**Records for this exercise**
○ ○ ○ ○
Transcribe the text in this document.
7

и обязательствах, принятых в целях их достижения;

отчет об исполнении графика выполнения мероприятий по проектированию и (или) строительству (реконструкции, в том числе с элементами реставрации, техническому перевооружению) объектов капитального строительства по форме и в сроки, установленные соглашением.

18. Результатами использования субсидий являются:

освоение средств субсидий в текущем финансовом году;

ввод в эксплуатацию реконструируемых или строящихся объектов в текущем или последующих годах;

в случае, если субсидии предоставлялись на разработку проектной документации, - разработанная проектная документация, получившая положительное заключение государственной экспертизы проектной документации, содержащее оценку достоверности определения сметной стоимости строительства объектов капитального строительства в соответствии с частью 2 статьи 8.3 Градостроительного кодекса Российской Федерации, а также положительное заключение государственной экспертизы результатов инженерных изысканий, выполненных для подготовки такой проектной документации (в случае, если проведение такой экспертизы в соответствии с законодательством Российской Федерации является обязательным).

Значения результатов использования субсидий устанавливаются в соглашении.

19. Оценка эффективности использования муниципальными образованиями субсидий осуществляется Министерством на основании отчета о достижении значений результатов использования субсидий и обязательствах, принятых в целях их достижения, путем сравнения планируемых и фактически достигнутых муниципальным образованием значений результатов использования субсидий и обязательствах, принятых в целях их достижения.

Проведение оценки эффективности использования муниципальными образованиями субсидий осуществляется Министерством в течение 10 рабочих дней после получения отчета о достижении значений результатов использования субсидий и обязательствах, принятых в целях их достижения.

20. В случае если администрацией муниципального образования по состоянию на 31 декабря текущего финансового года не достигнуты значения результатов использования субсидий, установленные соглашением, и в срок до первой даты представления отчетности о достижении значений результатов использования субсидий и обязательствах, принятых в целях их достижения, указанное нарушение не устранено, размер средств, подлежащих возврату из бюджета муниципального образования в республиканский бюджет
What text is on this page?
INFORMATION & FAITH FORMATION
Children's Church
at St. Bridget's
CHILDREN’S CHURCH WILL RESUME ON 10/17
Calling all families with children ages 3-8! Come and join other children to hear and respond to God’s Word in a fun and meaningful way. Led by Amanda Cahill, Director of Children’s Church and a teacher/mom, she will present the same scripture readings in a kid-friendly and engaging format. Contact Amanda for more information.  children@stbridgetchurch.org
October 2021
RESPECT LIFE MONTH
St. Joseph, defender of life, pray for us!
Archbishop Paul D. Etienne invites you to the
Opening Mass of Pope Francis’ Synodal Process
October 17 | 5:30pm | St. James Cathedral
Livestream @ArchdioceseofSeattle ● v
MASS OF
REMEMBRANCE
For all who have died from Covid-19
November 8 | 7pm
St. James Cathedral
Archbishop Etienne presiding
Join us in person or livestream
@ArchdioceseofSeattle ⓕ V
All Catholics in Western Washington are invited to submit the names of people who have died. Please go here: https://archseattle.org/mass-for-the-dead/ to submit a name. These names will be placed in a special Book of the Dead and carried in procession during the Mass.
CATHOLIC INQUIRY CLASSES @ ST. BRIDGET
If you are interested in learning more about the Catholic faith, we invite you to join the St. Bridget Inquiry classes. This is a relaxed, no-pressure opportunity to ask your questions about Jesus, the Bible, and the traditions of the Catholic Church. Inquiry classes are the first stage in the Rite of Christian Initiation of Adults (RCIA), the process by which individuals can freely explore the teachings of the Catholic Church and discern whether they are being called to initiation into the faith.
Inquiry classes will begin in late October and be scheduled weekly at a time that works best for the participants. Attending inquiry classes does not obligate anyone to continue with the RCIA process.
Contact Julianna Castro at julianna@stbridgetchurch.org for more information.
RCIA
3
○ ○ ○ ○
**Task statement**
Print all the data exactly.

**Exercise output**
Transcribe the text in this document.
7

и обязательствах, принятых в целях их достижения;

отчет об исполнении графика выполнения мероприятий по проектированию и (или) строительству (реконструкции, в том числе с элементами реставрации, техническому перевооружению) объектов капитального строительства по форме и в сроки, установленные соглашением.

18. Результатами использования субсидий являются:

освоение средств субсидий в текущем финансовом году;

ввод в эксплуатацию реконструируемых или строящихся объектов в текущем или последующих годах;

в случае, если субсидии предоставлялись на разработку проектной документации, - разработанная проектная документация, получившая положительное заключение государственной экспертизы проектной документации, содержащее оценку достоверности определения сметной стоимости строительства объектов капитального строительства в соответствии с частью 2 статьи 8.3 Градостроительного кодекса Российской Федерации, а также положительное заключение государственной экспертизы результатов инженерных изысканий, выполненных для подготовки такой проектной документации (в случае, если проведение такой экспертизы в соответствии с законодательством Российской Федерации является обязательным).

Значения результатов использования субсидий устанавливаются в соглашении.

19. Оценка эффективности использования муниципальными образованиями субсидий осуществляется Министерством на основании отчета о достижении значений результатов использования субсидий и обязательствах, принятых в целях их достижения, путем сравнения планируемых и фактически достигнутых муниципальным образованием значений результатов использования субсидий и обязательствах, принятых в целях их достижения.

Проведение оценки эффективности использования муниципальными образованиями субсидий осуществляется Министерством в течение 10 рабочих дней после получения отчета о достижении значений результатов использования субсидий и обязательствах, принятых в целях их достижения.

20. В случае если администрацией муниципального образования по состоянию на 31 декабря текущего финансового года не достигнуты значения результатов использования субсидий, установленные соглашением, и в срок до первой даты представления отчетности о достижении значений результатов использования субсидий и обязательствах, принятых в целях их достижения, указанное нарушение не устранено, размер средств, подлежащих возврату из бюджета муниципального образования в республиканский бюджет
What text is on this page?
INFORMATION & FAITH FORMATION
Children's Church
at St. Bridget's
CHILDREN’S CHURCH WILL RESUME ON 10/17
Calling all families with children ages 3-8! Come and join other children to hear and respond to God’s Word in a fun and meaningful way. Led by Amanda Cahill, Director of Children’s Church and a teacher/mom, she will present the same scripture readings in a kid-friendly and engaging format. Contact Amanda for more information.  children@stbridgetchurch.org
October 2021
RESPECT LIFE MONTH
St. Joseph, defender of life, pray for us!
Archbishop Paul D. Etienne invites you to the
Opening Mass of Pope Francis’ Synodal Process
October 17 | 5:30pm | St. James Cathedral
Livestream @ArchdioceseofSeattle ● v
MASS OF
REMEMBRANCE
For all who have died from Covid-19
November 8 | 7pm
St. James Cathedral
Archbishop Etienne presiding
Join us in person or livestream
@ArchdioceseofSeattle ⓕ V
All Catholics in Western Washington are invited to submit the names of people who have died. Please go here: https://archseattle.org/mass-for-the-dead/ to submit a name. These names will be placed in a special Book of the Dead and carried in procession during the Mass.
CATHOLIC INQUIRY CLASSES @ ST. BRIDGET
If you are interested in learning more about the Catholic faith, we invite you to join the St. Bridget Inquiry classes. This is a relaxed, no-pressure opportunity to ask your questions about Jesus, the Bible, and the traditions of the Catholic Church. Inquiry classes are the first stage in the Rite of Christian Initiation of Adults (RCIA), the process by which individuals can freely explore the teachings of the Catholic Church and discern whether they are being called to initiation into the faith.
Inquiry classes will begin in late October and be scheduled weekly at a time that works best for the participants. Attending inquiry classes does not obligate anyone to continue with the RCIA process.
Contact Julianna Castro at julianna@stbridgetchurch.org for more information.
RCIA
3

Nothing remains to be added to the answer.